═══ Supplied information

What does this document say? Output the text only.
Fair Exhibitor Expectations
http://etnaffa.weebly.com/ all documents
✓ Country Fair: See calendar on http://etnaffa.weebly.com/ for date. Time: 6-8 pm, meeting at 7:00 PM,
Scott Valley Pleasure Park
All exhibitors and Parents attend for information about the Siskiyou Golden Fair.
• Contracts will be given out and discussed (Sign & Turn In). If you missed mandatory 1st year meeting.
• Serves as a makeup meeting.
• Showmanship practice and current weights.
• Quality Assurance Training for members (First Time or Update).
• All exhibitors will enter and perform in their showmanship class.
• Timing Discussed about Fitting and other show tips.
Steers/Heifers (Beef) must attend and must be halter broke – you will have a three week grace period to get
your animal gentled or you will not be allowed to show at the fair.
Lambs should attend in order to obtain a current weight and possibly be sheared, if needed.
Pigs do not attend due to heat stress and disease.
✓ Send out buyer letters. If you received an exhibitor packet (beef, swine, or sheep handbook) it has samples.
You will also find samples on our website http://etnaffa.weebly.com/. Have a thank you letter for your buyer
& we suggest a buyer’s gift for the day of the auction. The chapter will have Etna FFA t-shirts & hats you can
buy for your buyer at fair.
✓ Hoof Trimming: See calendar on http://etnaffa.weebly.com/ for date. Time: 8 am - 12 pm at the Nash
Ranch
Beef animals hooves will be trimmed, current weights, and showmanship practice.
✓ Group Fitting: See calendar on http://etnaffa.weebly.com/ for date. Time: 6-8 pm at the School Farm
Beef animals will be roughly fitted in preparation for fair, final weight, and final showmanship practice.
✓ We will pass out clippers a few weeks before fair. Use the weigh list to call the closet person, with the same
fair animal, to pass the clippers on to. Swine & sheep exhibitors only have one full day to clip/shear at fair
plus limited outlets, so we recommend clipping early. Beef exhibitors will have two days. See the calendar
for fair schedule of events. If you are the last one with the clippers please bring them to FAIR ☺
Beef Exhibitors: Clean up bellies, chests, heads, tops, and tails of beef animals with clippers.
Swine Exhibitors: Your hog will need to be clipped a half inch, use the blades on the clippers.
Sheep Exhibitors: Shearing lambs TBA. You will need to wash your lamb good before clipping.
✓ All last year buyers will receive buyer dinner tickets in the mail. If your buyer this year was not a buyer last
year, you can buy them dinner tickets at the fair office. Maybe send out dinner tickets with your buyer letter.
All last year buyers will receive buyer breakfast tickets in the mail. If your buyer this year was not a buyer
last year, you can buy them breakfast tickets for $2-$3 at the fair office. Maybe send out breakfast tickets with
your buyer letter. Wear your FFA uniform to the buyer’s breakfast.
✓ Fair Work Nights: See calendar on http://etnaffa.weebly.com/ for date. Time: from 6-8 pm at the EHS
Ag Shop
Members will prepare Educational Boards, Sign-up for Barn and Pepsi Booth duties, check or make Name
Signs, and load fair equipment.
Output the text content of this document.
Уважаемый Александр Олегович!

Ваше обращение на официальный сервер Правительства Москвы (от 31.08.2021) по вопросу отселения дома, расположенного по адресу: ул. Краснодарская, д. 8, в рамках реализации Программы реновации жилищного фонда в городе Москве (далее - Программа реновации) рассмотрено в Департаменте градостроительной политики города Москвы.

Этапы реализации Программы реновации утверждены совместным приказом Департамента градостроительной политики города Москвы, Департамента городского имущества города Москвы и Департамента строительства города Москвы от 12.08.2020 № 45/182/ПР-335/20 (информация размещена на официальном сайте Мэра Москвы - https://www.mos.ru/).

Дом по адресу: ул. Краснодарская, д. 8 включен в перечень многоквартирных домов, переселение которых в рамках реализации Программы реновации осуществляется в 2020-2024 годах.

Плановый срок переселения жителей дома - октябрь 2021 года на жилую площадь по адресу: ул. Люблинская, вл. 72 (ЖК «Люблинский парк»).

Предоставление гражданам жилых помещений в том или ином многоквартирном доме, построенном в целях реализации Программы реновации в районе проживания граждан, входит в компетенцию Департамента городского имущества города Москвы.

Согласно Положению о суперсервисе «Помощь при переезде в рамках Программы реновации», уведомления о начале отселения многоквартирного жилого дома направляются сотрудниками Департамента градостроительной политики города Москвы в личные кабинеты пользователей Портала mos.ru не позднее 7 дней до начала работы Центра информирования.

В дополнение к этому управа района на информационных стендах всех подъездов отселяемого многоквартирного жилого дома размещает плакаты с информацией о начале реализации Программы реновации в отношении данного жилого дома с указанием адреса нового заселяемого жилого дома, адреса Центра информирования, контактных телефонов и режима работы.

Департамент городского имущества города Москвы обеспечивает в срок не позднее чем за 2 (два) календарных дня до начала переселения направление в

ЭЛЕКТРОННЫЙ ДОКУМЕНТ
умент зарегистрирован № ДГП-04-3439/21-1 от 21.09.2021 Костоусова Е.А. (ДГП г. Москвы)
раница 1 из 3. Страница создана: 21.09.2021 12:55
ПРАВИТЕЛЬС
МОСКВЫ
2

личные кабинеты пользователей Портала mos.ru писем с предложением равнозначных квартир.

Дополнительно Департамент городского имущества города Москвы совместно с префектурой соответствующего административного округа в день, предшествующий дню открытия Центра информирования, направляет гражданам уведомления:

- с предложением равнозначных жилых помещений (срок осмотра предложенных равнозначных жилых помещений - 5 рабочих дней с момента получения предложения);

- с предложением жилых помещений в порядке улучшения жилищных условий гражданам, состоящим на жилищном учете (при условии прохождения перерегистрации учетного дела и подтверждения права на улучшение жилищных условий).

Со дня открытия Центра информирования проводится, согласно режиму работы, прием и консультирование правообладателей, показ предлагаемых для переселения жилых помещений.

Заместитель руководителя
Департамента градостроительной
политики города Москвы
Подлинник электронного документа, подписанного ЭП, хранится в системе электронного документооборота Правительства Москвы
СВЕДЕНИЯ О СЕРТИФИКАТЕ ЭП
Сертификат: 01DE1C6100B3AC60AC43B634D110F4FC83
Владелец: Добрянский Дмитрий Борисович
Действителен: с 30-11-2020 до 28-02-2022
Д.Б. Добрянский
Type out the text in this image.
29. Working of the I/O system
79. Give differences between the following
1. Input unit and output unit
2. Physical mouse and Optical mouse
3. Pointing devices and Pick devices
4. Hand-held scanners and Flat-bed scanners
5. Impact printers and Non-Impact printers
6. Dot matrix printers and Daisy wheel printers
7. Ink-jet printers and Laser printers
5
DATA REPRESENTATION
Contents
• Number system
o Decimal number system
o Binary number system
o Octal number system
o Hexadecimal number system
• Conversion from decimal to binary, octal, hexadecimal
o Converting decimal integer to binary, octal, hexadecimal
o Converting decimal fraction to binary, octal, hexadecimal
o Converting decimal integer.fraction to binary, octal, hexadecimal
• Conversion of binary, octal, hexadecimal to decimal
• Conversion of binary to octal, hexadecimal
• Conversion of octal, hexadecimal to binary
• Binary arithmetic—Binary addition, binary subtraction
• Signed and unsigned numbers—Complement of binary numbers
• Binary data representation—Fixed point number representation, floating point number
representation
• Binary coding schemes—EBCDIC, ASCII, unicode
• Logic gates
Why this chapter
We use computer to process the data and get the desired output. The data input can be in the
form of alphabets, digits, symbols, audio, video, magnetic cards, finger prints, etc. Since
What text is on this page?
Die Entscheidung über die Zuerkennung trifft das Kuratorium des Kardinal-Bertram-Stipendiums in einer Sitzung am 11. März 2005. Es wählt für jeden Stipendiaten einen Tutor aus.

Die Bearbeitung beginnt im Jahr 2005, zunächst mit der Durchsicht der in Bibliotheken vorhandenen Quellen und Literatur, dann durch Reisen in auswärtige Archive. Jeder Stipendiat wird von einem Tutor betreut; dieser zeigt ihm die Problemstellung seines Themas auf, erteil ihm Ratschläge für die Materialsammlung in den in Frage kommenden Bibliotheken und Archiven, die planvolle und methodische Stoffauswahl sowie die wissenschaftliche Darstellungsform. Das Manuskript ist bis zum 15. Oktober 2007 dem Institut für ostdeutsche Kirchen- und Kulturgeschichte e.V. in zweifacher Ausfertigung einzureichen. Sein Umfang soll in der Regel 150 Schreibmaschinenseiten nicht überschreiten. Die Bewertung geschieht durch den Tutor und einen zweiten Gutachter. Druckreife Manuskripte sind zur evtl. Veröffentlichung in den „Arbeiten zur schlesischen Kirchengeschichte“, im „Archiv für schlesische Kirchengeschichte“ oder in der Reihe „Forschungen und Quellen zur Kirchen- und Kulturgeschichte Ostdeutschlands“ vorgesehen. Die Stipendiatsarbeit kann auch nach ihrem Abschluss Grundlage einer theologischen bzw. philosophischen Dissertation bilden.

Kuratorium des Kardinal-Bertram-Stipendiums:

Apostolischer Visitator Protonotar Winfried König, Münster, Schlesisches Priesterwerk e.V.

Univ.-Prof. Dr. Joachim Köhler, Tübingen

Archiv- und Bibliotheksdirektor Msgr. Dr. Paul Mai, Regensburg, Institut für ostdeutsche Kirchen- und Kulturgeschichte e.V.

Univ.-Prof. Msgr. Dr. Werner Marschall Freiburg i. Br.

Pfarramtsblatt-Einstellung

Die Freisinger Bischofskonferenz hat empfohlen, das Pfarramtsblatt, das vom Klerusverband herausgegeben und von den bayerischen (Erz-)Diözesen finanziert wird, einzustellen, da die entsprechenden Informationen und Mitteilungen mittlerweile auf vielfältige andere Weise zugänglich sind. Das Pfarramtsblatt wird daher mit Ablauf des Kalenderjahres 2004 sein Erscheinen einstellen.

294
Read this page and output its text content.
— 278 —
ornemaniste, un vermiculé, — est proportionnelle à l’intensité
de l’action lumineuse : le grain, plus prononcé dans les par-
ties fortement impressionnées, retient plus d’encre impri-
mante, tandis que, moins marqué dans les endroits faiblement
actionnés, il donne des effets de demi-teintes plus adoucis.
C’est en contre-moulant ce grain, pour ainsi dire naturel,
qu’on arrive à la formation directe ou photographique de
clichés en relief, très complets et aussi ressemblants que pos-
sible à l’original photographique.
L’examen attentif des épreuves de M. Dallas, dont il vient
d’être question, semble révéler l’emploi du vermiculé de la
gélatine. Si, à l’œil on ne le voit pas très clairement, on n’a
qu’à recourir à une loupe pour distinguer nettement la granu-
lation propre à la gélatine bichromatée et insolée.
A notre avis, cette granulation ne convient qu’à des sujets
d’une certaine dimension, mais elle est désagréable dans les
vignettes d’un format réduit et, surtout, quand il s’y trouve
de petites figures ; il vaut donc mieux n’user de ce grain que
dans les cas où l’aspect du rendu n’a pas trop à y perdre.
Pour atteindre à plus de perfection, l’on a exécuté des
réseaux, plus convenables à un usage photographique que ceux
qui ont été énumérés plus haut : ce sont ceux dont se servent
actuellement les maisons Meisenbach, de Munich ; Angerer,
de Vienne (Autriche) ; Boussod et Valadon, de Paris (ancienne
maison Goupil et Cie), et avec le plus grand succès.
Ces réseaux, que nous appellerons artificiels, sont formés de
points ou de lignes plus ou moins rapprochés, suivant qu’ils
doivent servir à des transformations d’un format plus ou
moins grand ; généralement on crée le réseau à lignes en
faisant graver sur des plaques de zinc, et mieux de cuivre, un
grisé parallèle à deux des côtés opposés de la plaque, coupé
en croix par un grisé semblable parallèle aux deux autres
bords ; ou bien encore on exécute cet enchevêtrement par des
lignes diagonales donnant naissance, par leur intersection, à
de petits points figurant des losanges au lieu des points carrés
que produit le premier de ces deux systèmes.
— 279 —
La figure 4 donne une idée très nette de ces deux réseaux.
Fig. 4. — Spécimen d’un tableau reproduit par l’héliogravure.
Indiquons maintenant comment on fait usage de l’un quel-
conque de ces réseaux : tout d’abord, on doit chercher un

══════

## Stated exercise
In the records above, collect each line with "year".

## The result
• Contracts will be given out and discussed (Sign & Turn In). If you missed mandatory 1st year meeting.
✓ All last year buyers will receive buyer dinner tickets in the mail. If your buyer this year was not a buyer last
year, you can buy them dinner tickets at the fair office. Maybe send out dinner tickets with your buyer letter.
All last year buyers will receive buyer breakfast tickets in the mail. If your buyer this year was not a buyer
last year, you can buy them breakfast tickets for $2-$3 at the fair office. Maybe send out breakfast tickets with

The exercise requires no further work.